▸ Records shown:

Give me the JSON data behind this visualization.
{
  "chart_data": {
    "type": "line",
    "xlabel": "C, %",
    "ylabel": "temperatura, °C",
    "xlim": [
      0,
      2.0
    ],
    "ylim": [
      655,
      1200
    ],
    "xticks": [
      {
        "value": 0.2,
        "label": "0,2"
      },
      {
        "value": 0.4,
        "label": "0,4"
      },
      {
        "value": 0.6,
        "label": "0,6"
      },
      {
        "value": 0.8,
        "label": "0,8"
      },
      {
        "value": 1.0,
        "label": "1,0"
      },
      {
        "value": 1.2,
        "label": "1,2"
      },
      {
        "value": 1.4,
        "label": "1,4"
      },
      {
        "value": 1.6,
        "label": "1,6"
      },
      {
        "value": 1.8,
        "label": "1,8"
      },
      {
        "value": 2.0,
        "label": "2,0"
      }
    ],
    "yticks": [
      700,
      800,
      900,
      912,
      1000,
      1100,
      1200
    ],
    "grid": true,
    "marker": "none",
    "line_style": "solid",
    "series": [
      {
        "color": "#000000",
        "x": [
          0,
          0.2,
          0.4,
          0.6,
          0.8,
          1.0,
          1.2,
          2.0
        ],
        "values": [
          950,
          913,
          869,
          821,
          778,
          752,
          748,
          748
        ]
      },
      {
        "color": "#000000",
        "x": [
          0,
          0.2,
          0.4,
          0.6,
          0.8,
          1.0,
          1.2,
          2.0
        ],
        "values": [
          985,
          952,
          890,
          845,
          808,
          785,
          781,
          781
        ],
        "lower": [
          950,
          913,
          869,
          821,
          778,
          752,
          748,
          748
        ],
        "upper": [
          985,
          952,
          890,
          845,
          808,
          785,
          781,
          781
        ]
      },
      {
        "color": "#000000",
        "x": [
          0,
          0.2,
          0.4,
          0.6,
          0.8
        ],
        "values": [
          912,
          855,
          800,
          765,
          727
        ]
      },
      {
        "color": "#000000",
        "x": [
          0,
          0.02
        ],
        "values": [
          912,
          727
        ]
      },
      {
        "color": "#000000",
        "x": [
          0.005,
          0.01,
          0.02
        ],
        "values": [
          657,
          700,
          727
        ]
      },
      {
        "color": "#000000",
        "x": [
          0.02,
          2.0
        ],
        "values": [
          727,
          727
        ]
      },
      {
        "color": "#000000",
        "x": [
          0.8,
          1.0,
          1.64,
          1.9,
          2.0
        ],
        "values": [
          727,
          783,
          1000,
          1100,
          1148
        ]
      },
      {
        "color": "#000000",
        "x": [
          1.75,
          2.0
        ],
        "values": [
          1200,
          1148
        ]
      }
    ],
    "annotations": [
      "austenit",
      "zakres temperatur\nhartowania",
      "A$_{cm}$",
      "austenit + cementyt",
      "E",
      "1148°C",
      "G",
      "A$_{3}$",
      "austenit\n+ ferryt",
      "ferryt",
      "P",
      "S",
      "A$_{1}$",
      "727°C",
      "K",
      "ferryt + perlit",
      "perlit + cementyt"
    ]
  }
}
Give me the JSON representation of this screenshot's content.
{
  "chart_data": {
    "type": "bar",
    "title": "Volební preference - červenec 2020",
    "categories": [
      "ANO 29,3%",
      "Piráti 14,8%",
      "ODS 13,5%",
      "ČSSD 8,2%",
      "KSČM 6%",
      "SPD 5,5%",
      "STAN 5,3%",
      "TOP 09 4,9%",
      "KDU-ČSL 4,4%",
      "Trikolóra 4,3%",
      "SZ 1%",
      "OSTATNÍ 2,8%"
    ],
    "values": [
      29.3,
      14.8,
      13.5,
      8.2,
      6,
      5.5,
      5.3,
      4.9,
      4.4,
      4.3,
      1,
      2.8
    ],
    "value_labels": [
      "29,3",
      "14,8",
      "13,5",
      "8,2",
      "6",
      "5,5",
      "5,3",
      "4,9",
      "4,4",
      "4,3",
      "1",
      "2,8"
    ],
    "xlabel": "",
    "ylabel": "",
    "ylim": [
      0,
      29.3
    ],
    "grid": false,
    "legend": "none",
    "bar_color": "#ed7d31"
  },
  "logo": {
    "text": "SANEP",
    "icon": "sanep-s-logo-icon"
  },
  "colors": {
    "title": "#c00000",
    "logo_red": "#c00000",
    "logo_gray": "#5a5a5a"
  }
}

▸ Given task: Repeat the listing above without any change.

▸ Complete output:
Give me the JSON data behind this visualization.
{
  "chart_data": {
    "type": "line",
    "xlabel": "C, %",
    "ylabel": "temperatura, °C",
    "xlim": [
      0,
      2.0
    ],
    "ylim": [
      655,
      1200
    ],
    "xticks": [
      {
        "value": 0.2,
        "label": "0,2"
      },
      {
        "value": 0.4,
        "label": "0,4"
      },
      {
        "value": 0.6,
        "label": "0,6"
      },
      {
        "value": 0.8,
        "label": "0,8"
      },
      {
        "value": 1.0,
        "label": "1,0"
      },
      {
        "value": 1.2,
        "label": "1,2"
      },
      {
        "value": 1.4,
        "label": "1,4"
      },
      {
        "value": 1.6,
        "label": "1,6"
      },
      {
        "value": 1.8,
        "label": "1,8"
      },
      {
        "value": 2.0,
        "label": "2,0"
      }
    ],
    "yticks": [
      700,
      800,
      900,
      912,
      1000,
      1100,
      1200
    ],
    "grid": true,
    "marker": "none",
    "line_style": "solid",
    "series": [
      {
        "color": "#000000",
        "x": [
          0,
          0.2,
          0.4,
          0.6,
          0.8,
          1.0,
          1.2,
          2.0
        ],
        "values": [
          950,
          913,
          869,
          821,
          778,
          752,
          748,
          748
        ]
      },
      {
        "color": "#000000",
        "x": [
          0,
          0.2,
          0.4,
          0.6,
          0.8,
          1.0,
          1.2,
          2.0
        ],
        "values": [
          985,
          952,
          890,
          845,
          808,
          785,
          781,
          781
        ],
        "lower": [
          950,
          913,
          869,
          821,
          778,
          752,
          748,
          748
        ],
        "upper": [
          985,
          952,
          890,
          845,
          808,
          785,
          781,
          781
        ]
      },
      {
        "color": "#000000",
        "x": [
          0,
          0.2,
          0.4,
          0.6,
          0.8
        ],
        "values": [
          912,
          855,
          800,
          765,
          727
        ]
      },
      {
        "color": "#000000",
        "x": [
          0,
          0.02
        ],
        "values": [
          912,
          727
        ]
      },
      {
        "color": "#000000",
        "x": [
          0.005,
          0.01,
          0.02
        ],
        "values": [
          657,
          700,
          727
        ]
      },
      {
        "color": "#000000",
        "x": [
          0.02,
          2.0
        ],
        "values": [
          727,
          727
        ]
      },
      {
        "color": "#000000",
        "x": [
          0.8,
          1.0,
          1.64,
          1.9,
          2.0
        ],
        "values": [
          727,
          783,
          1000,
          1100,
          1148
        ]
      },
      {
        "color": "#000000",
        "x": [
          1.75,
          2.0
        ],
        "values": [
          1200,
          1148
        ]
      }
    ],
    "annotations": [
      "austenit",
      "zakres temperatur\nhartowania",
      "A$_{cm}$",
      "austenit + cementyt",
      "E",
      "1148°C",
      "G",
      "A$_{3}$",
      "austenit\n+ ferryt",
      "ferryt",
      "P",
      "S",
      "A$_{1}$",
      "727°C",
      "K",
      "ferryt + perlit",
      "perlit + cementyt"
    ]
  }
}
Give me the JSON representation of this screenshot's content.
{
  "chart_data": {
    "type": "bar",
    "title": "Volební preference - červenec 2020",
    "categories": [
      "ANO 29,3%",
      "Piráti 14,8%",
      "ODS 13,5%",
      "ČSSD 8,2%",
      "KSČM 6%",
      "SPD 5,5%",
      "STAN 5,3%",
      "TOP 09 4,9%",
      "KDU-ČSL 4,4%",
      "Trikolóra 4,3%",
      "SZ 1%",
      "OSTATNÍ 2,8%"
    ],
    "values": [
      29.3,
      14.8,
      13.5,
      8.2,
      6,
      5.5,
      5.3,
      4.9,
      4.4,
      4.3,
      1,
      2.8
    ],
    "value_labels": [
      "29,3",
      "14,8",
      "13,5",
      "8,2",
      "6",
      "5,5",
      "5,3",
      "4,9",
      "4,4",
      "4,3",
      "1",
      "2,8"
    ],
    "xlabel": "",
    "ylabel": "",
    "ylim": [
      0,
      29.3
    ],
    "grid": false,
    "legend": "none",
    "bar_color": "#ed7d31"
  },
  "logo": {
    "text": "SANEP",
    "icon": "sanep-s-logo-icon"
  },
  "colors": {
    "title": "#c00000",
    "logo_red": "#c00000",
    "logo_gray": "#5a5a5a"
  }
}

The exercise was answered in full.